TASK MATERIAL →

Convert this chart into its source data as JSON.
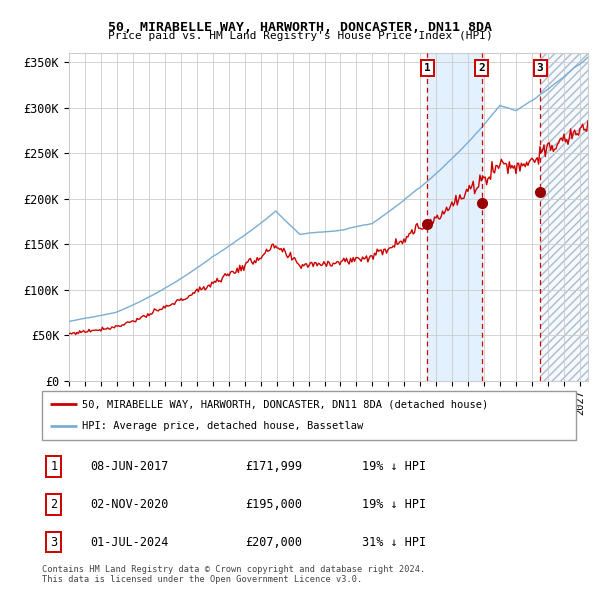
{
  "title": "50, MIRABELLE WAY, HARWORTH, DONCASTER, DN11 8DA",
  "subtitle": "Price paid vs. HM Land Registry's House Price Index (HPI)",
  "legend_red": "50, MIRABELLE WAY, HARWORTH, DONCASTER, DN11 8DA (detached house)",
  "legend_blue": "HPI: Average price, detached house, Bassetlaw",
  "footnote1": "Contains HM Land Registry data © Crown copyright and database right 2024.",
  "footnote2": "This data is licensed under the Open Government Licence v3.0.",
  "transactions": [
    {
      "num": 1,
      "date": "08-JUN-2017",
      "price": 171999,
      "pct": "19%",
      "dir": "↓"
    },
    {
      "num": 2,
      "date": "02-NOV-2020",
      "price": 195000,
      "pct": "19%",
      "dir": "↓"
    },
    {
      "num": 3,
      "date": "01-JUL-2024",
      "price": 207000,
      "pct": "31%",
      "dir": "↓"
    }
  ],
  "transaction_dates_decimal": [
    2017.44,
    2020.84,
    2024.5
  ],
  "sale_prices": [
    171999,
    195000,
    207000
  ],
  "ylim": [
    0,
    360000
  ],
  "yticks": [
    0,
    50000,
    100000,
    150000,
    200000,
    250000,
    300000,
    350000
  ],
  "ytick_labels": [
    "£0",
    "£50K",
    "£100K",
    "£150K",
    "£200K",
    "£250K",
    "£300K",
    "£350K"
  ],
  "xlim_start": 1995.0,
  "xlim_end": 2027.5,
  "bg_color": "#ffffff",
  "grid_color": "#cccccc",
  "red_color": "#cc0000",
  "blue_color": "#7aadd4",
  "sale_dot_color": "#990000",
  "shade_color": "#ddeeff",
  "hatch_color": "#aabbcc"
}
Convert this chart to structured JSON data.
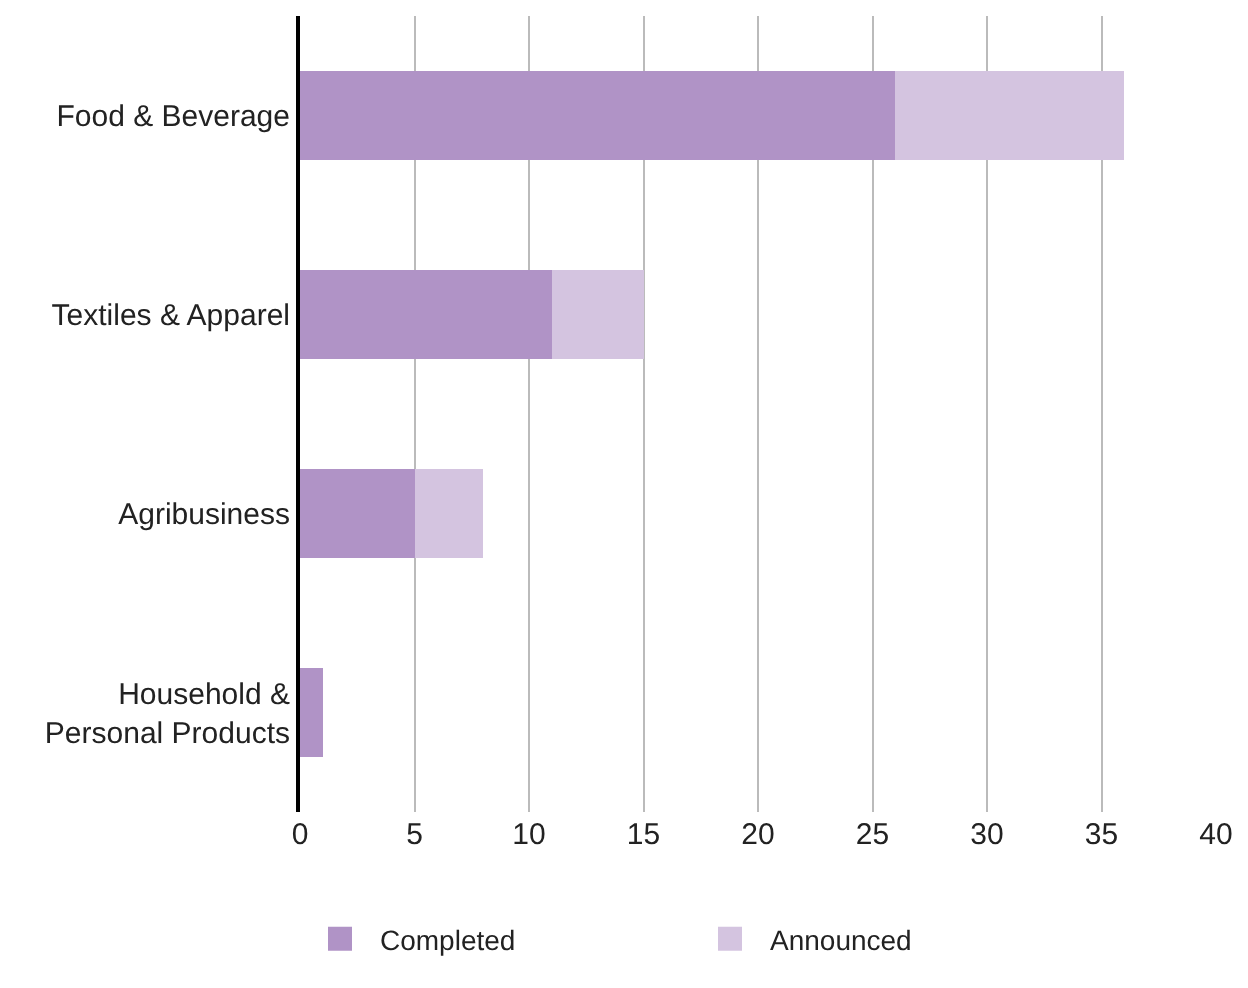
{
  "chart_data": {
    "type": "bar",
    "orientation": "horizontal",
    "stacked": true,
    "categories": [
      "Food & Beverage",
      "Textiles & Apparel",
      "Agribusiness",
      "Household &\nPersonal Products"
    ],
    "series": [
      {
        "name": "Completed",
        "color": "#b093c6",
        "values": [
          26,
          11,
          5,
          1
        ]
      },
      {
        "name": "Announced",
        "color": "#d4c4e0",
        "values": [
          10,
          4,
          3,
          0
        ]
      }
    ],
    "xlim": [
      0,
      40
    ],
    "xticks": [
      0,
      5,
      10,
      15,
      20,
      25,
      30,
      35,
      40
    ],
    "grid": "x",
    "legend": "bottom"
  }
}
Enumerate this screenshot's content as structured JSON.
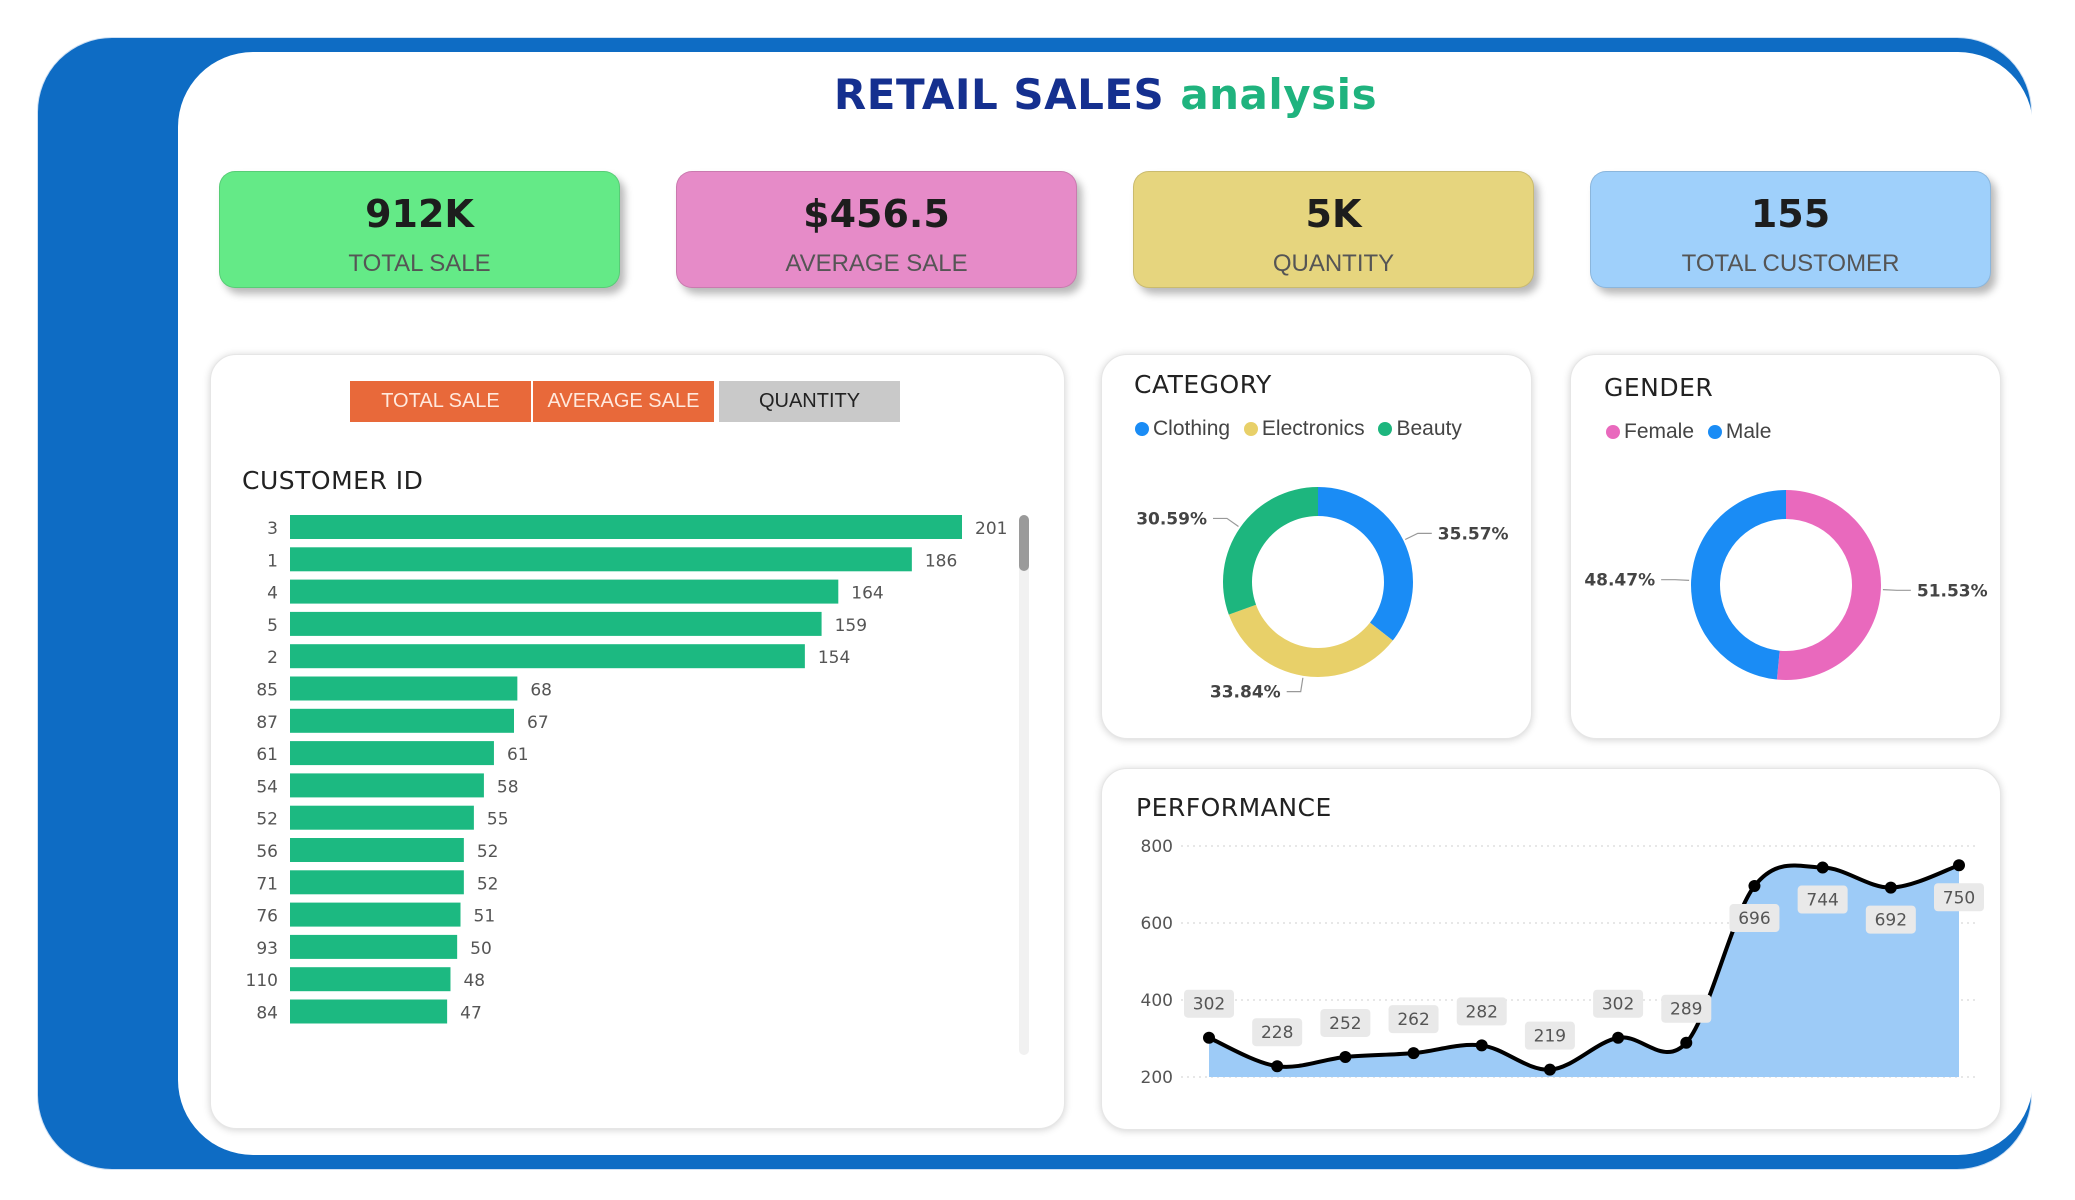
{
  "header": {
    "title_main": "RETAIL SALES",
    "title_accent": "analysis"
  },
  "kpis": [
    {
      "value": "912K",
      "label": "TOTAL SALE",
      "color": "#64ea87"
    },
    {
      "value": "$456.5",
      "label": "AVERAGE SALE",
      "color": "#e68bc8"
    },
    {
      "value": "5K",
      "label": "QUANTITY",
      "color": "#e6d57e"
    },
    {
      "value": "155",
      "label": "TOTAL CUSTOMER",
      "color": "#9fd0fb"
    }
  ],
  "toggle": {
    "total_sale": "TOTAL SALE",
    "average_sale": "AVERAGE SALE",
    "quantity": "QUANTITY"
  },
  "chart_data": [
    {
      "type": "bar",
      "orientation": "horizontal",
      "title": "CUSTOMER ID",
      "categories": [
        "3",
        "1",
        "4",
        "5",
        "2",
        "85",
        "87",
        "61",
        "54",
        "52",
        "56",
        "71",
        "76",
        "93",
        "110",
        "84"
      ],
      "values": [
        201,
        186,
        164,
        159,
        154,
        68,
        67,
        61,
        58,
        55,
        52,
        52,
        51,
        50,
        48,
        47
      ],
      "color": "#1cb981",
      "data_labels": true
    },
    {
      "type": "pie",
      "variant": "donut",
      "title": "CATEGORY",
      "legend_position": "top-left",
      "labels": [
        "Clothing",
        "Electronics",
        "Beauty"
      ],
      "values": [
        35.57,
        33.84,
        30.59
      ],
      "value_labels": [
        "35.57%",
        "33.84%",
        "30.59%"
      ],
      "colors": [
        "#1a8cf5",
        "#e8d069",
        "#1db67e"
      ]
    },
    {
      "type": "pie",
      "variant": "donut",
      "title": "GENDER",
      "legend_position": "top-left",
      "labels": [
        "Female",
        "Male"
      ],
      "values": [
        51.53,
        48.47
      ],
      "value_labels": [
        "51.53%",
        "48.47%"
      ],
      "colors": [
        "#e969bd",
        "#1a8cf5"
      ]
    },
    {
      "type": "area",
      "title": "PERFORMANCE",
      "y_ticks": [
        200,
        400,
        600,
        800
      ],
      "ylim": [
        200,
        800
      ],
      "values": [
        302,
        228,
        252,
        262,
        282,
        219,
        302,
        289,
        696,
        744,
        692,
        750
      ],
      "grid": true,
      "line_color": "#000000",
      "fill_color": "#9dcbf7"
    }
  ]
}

AIM OF THE TASK → Report how many lines of the data hold the string "type"; give only the number.

OUTPUT OF THE TASK → 5